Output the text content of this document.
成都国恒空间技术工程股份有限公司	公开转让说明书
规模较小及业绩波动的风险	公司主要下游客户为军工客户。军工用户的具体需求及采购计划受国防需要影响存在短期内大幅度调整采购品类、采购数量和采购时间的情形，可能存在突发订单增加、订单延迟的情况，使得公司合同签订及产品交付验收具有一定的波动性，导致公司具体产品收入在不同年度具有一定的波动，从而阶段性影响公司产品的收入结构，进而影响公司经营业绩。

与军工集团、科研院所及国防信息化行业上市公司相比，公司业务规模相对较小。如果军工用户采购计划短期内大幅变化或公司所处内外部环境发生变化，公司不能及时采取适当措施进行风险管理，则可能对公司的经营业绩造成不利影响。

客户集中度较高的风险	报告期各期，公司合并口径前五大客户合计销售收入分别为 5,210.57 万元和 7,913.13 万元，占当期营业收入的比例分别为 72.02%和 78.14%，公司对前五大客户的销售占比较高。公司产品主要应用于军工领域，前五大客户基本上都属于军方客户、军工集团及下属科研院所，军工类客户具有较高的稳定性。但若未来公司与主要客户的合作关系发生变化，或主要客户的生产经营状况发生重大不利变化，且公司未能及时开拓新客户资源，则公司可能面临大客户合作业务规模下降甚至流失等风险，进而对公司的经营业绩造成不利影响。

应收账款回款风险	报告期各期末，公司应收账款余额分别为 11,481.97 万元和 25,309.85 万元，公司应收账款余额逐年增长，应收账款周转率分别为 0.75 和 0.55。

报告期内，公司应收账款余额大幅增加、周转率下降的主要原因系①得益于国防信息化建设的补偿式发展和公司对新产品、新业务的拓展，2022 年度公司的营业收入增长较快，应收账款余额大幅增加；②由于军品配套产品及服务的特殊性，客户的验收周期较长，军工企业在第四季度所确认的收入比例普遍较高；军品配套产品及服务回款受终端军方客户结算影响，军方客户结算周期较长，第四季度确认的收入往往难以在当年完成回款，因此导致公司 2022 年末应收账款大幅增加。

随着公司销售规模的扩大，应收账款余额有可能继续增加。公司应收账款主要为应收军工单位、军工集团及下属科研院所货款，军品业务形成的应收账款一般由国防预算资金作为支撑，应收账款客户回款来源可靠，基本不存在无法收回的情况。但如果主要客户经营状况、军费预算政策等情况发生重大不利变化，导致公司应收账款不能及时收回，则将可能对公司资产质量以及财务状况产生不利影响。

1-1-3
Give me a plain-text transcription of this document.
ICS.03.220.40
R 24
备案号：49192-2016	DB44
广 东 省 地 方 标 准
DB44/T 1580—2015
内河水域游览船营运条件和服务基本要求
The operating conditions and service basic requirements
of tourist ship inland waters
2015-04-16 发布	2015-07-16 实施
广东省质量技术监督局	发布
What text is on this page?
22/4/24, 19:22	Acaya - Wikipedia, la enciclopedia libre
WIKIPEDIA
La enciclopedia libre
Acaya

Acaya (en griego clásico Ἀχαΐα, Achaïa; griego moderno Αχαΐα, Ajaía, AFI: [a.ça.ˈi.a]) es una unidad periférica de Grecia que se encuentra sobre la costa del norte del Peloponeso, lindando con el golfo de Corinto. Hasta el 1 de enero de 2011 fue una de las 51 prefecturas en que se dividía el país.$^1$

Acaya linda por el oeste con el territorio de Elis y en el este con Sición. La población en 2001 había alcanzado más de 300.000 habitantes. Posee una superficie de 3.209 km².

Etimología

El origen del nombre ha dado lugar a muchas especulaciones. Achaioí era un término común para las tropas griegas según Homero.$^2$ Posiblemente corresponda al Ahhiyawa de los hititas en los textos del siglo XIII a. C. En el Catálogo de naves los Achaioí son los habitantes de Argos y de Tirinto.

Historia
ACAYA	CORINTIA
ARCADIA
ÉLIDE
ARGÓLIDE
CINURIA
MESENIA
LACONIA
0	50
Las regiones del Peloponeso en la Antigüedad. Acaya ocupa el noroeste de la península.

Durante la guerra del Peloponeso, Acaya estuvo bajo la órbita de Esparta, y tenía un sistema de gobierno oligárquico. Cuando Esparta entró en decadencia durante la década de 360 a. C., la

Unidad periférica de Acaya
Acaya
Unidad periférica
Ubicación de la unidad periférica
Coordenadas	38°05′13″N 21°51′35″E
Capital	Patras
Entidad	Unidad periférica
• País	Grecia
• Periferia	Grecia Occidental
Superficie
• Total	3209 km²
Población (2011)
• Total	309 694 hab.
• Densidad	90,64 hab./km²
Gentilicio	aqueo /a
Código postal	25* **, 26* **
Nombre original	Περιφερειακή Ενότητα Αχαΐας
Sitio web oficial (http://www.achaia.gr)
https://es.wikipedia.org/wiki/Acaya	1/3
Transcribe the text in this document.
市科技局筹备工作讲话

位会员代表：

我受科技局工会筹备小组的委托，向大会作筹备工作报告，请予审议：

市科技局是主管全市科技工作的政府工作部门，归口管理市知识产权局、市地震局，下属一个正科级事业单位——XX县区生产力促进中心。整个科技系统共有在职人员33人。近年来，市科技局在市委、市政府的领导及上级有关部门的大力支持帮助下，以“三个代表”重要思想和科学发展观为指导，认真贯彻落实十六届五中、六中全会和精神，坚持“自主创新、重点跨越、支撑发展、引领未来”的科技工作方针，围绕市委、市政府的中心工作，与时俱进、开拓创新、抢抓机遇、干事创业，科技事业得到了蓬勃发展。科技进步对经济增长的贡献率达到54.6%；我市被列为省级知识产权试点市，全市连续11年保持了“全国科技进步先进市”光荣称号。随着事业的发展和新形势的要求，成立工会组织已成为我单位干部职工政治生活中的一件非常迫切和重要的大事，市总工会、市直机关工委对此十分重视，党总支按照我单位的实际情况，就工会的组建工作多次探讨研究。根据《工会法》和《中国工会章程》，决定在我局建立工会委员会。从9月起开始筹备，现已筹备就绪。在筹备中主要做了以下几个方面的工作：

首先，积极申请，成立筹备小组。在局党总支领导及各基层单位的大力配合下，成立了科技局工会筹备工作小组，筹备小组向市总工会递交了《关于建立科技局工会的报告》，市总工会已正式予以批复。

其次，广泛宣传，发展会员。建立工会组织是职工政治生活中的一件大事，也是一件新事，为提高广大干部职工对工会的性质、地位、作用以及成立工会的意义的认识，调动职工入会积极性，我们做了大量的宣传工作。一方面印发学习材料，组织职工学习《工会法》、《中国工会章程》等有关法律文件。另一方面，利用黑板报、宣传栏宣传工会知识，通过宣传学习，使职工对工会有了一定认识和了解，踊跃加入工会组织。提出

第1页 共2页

########

**TASK DESCRIPTION**
From the listing above, pick out each line where the word "Grecia" appears.

**EXERCISE RESPONSE**
Acaya (en griego clásico Ἀχαΐα, Achaïa; griego moderno Αχαΐα, Ajaía, AFI: [a.ça.ˈi.a]) es una unidad periférica de Grecia que se encuentra sobre la costa del norte del Peloponeso, lindando con el golfo de Corinto. Hasta el 1 de enero de 2011 fue una de las 51 prefecturas en que se dividía el país.$^1$
• País	Grecia
• Periferia	Grecia Occidental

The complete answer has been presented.